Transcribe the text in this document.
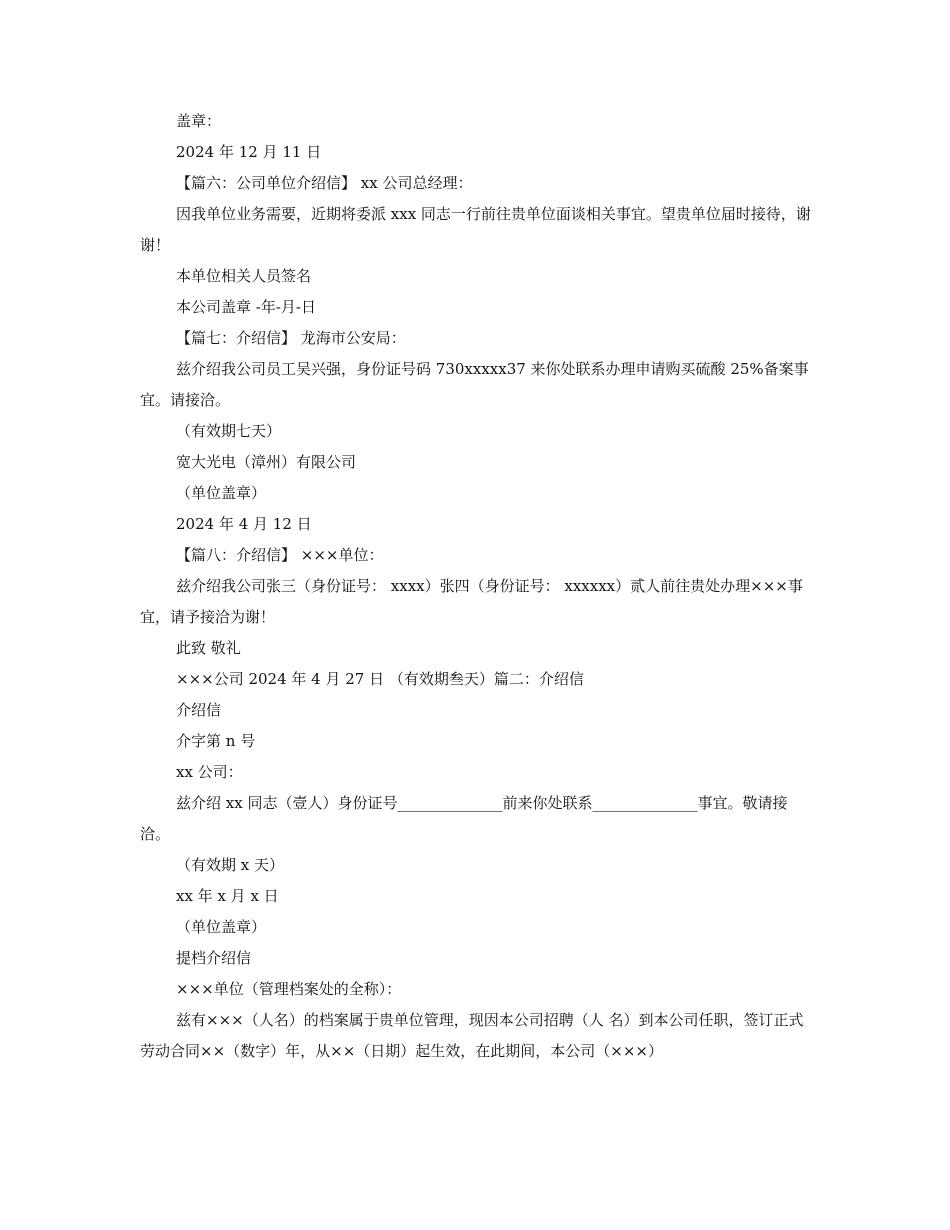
盖章：

2024 年 12 月 11 日

【篇六：公司单位介绍信】 xx 公司总经理：

因我单位业务需要，近期将委派 xxx 同志一行前往贵单位面谈相关事宜。望贵单位届时接待，谢谢！

本单位相关人员签名

本公司盖章 -年-月-日

【篇七：介绍信】 龙海市公安局：

兹介绍我公司员工吴兴强，身份证号码 730xxxxx37 来你处联系办理申请购买硫酸 25%备案事宜。请接洽。

（有效期七天）

宽大光电（漳州）有限公司

（单位盖章）

2024 年 4 月 12 日

【篇八：介绍信】 ×××单位：

兹介绍我公司张三（身份证号： xxxx）张四（身份证号： xxxxxx）贰人前往贵处办理×××事宜，请予接洽为谢！

此致 敬礼

×××公司 2024 年 4 月 27 日 （有效期叁天）篇二：介绍信

介绍信

介字第 n 号

xx 公司：

兹介绍 xx 同志（壹人）身份证号______________前来你处联系______________事宜。敬请接洽。

（有效期 x 天）

xx 年 x 月 x 日

（单位盖章）

提档介绍信

×××单位（管理档案处的全称）：

兹有×××（人名）的档案属于贵单位管理，现因本公司招聘（人 名）到本公司任职，签订正式劳动合同××（数字）年，从××（日期）起生效，在此期间，本公司（×××）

------

[INSTRUCTIONS FOR THE TASK] Transcribe the material exactly, keeping every word and none of the pictures.

[RESULT OF THE EXERCISE]
Transcribe the text in this document.
盖章：

2024 年 12 月 11 日

【篇六：公司单位介绍信】 xx 公司总经理：

因我单位业务需要，近期将委派 xxx 同志一行前往贵单位面谈相关事宜。望贵单位届时接待，谢谢！

本单位相关人员签名

本公司盖章 -年-月-日

【篇七：介绍信】 龙海市公安局：

兹介绍我公司员工吴兴强，身份证号码 730xxxxx37 来你处联系办理申请购买硫酸 25%备案事宜。请接洽。

（有效期七天）

宽大光电（漳州）有限公司

（单位盖章）

2024 年 4 月 12 日

【篇八：介绍信】 ×××单位：

兹介绍我公司张三（身份证号： xxxx）张四（身份证号： xxxxxx）贰人前往贵处办理×××事宜，请予接洽为谢！

此致 敬礼

×××公司 2024 年 4 月 27 日 （有效期叁天）篇二：介绍信

介绍信

介字第 n 号

xx 公司：

兹介绍 xx 同志（壹人）身份证号______________前来你处联系______________事宜。敬请接洽。

（有效期 x 天）

xx 年 x 月 x 日

（单位盖章）

提档介绍信

×××单位（管理档案处的全称）：

兹有×××（人名）的档案属于贵单位管理，现因本公司招聘（人 名）到本公司任职，签订正式劳动合同××（数字）年，从××（日期）起生效，在此期间，本公司（×××）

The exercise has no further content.